**Task prompt**
Write out all lines holding the word "Сколько".

══ Data entries ══

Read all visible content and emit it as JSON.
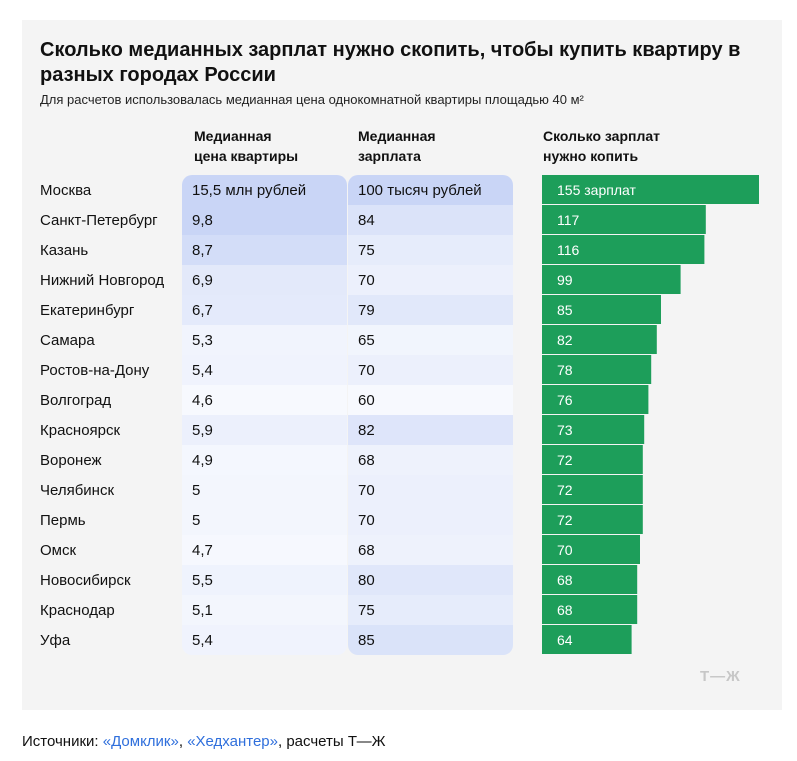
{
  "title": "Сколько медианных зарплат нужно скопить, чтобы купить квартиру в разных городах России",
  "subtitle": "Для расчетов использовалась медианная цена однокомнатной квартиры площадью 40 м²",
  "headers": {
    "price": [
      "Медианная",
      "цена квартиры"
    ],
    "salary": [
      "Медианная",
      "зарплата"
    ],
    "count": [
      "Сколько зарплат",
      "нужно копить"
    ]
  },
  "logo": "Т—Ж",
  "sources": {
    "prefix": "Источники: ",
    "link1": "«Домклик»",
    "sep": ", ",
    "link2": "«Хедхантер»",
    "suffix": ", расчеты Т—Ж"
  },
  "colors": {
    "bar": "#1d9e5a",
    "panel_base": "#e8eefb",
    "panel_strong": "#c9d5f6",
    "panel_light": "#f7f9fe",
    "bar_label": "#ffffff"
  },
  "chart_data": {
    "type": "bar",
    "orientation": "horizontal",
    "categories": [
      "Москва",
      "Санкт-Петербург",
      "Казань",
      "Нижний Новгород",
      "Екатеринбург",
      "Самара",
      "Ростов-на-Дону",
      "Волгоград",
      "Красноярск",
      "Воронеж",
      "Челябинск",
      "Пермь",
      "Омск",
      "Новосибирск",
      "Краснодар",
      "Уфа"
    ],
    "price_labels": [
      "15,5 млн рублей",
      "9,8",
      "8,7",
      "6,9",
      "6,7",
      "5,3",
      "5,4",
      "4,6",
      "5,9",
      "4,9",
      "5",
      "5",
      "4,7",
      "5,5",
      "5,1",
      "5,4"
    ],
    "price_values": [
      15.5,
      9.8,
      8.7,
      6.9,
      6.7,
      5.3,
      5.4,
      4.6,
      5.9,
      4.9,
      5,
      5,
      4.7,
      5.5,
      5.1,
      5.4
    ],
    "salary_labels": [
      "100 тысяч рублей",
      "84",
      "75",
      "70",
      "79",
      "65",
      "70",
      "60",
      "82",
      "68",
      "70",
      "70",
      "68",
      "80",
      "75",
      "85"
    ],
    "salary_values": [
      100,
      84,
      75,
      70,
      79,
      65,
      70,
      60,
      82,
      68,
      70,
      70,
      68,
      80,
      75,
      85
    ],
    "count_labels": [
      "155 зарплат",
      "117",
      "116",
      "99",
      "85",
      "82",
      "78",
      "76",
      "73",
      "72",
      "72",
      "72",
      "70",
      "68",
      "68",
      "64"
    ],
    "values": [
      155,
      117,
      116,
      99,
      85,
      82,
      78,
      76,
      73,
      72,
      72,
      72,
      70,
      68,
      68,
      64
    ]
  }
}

═══

**Exercise response**
  "title": "Сколько медианных зарплат нужно скопить, чтобы купить квартиру в разных городах России",
      "Сколько зарплат",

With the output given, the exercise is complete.